▶ _ROWS_
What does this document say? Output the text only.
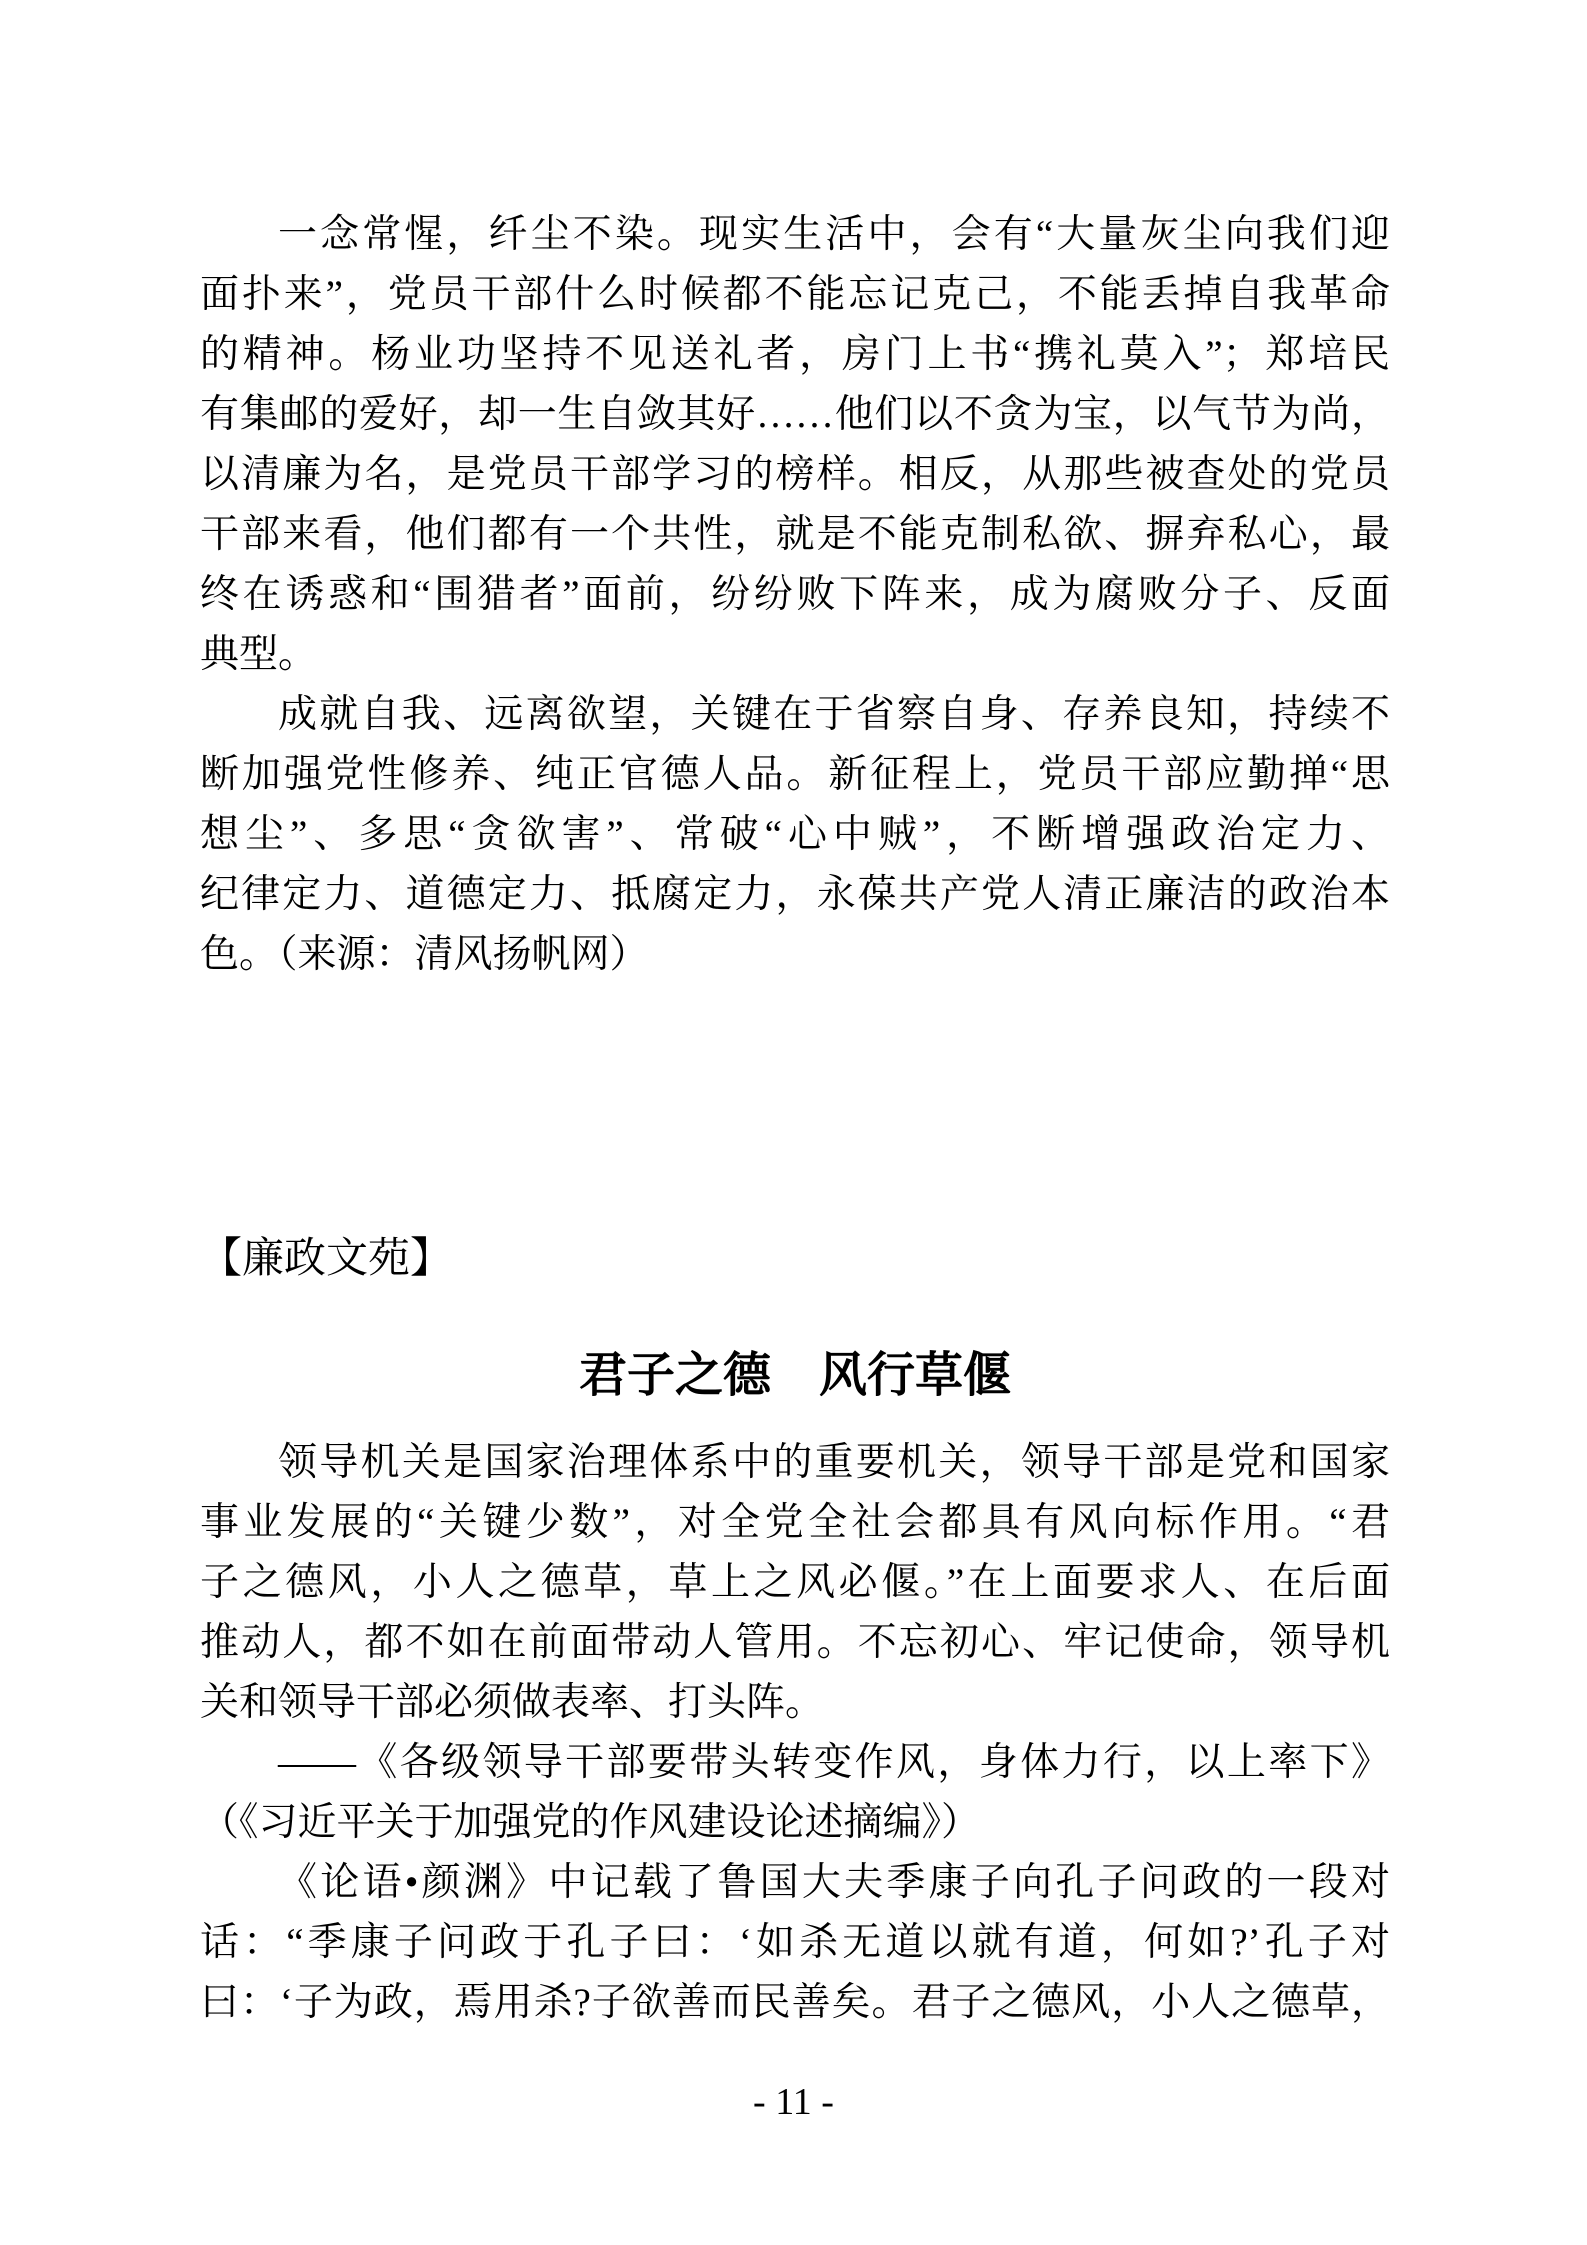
一念常惺，纤尘不染。现实生活中，会有“大量灰尘向我们迎
面扑来”，党员干部什么时候都不能忘记克己，不能丢掉自我革命
的精神。杨业功坚持不见送礼者，房门上书“携礼莫入”；郑培民
有集邮的爱好，却一生自敛其好……他们以不贪为宝，以气节为尚，
以清廉为名，是党员干部学习的榜样。相反，从那些被查处的党员
干部来看，他们都有一个共性，就是不能克制私欲、摒弃私心，最
终在诱惑和“围猎者”面前，纷纷败下阵来，成为腐败分子、反面
典型。
成就自我、远离欲望，关键在于省察自身、存养良知，持续不
断加强党性修养、纯正官德人品。新征程上，党员干部应勤掸“思
想尘”、多思“贪欲害”、常破“心中贼”，不断增强政治定力、
纪律定力、道德定力、抵腐定力，永葆共产党人清正廉洁的政治本
色。（来源：清风扬帆网）
【廉政文苑】
君子之德　风行草偃
领导机关是国家治理体系中的重要机关，领导干部是党和国家
事业发展的“关键少数”，对全党全社会都具有风向标作用。“君
子之德风，小人之德草，草上之风必偃。”在上面要求人、在后面
推动人，都不如在前面带动人管用。不忘初心、牢记使命，领导机
关和领导干部必须做表率、打头阵。
——《各级领导干部要带头转变作风，身体力行，以上率下》
（《习近平关于加强党的作风建设论述摘编》）
《论语•颜渊》中记载了鲁国大夫季康子向孔子问政的一段对
话：“季康子问政于孔子曰：‘如杀无道以就有道，何如?’孔子对
曰：‘子为政，焉用杀?子欲善而民善矣。君子之德风，小人之德草，
- 11 -
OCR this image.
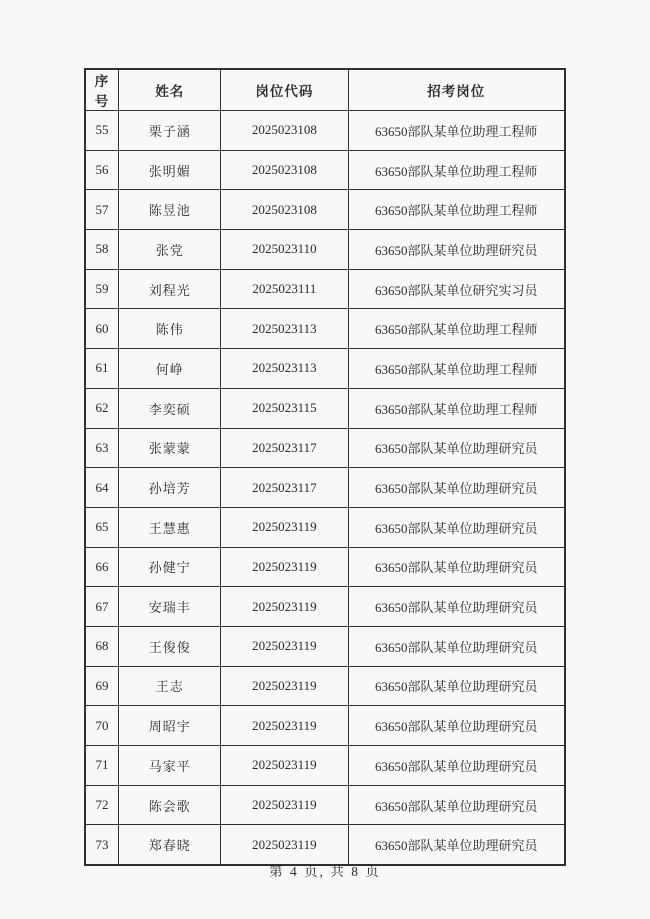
序号	姓名	岗位代码	招考岗位
55	栗子涵	2025023108	63650部队某单位助理工程师
56	张明媚	2025023108	63650部队某单位助理工程师
57	陈昱池	2025023108	63650部队某单位助理工程师
58	张党	2025023110	63650部队某单位助理研究员
59	刘程光	2025023111	63650部队某单位研究实习员
60	陈伟	2025023113	63650部队某单位助理工程师
61	何峥	2025023113	63650部队某单位助理工程师
62	李奕硕	2025023115	63650部队某单位助理工程师
63	张蒙蒙	2025023117	63650部队某单位助理研究员
64	孙培芳	2025023117	63650部队某单位助理研究员
65	王慧惠	2025023119	63650部队某单位助理研究员
66	孙健宁	2025023119	63650部队某单位助理研究员
67	安瑞丰	2025023119	63650部队某单位助理研究员
68	王俊俊	2025023119	63650部队某单位助理研究员
69	王志	2025023119	63650部队某单位助理研究员
70	周昭宇	2025023119	63650部队某单位助理研究员
71	马家平	2025023119	63650部队某单位助理研究员
72	陈会歌	2025023119	63650部队某单位助理研究员
73	郑春晓	2025023119	63650部队某单位助理研究员
第 4 页, 共 8 页
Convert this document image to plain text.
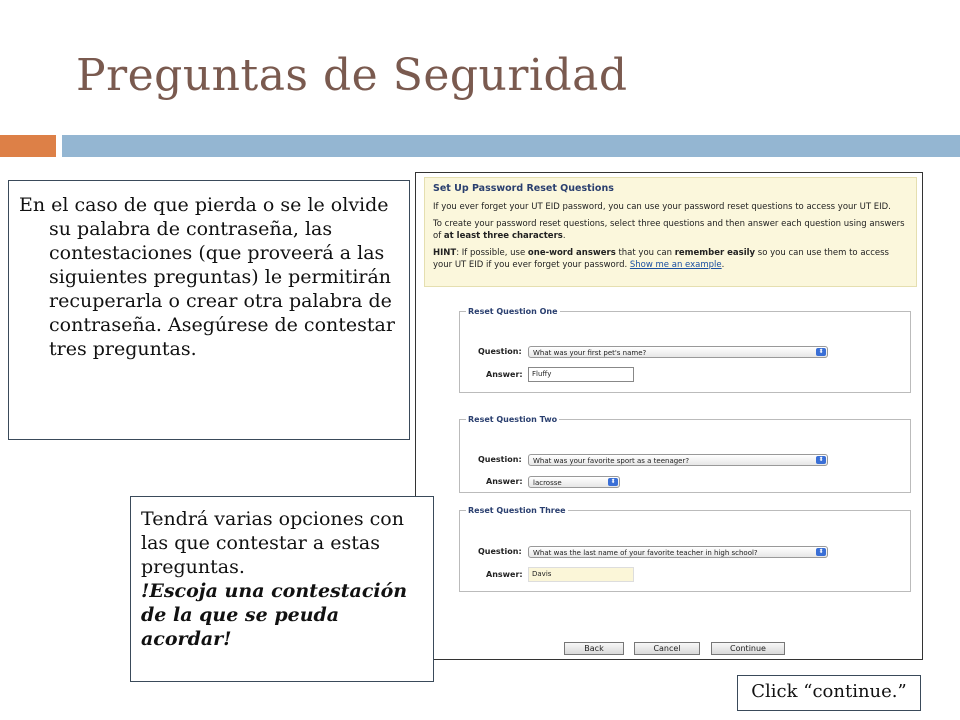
Preguntas de Seguridad
Set Up Password Reset Questions
If you ever forget your UT EID password, you can use your password reset questions to access your UT EID.
To create your password reset questions, select three questions and then answer each question using answers of at least three characters.
HINT: If possible, use one-word answers that you can remember easily so you can use them to access your UT EID if you ever forget your password. Show me an example.
Reset Question One
Question:	What was your first pet's name?	⬍
Answer:	Fluffy
Reset Question Two
Question:	What was your favorite sport as a teenager?	⬍
Answer:	lacrosse	⬍
Reset Question Three
Question:	What was the last name of your favorite teacher in high school?	⬍
Answer:	Davis
Back	Cancel	Continue

En el caso de que pierda o se le olvide su palabra de contraseña, las contestaciones (que proveerá a las siguientes preguntas) le permitirán recuperarla o crear otra palabra de contraseña. Asegúrese de contestar tres preguntas.

Tendrá varias opciones con las que contestar a estas preguntas.
!Escoja una contestación de la que se peuda acordar!

Click “continue.”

▶ _EXERCISE GOAL_
Go through the material line by line. Show each line that contains the string "forget".

▶ _RESPONSE FOR THIS EXERCISE_
If you ever forget your UT EID password, you can use your password reset questions to access your UT EID.
HINT: If possible, use one-word answers that you can remember easily so you can use them to access your UT EID if you ever forget your password. Show me an example.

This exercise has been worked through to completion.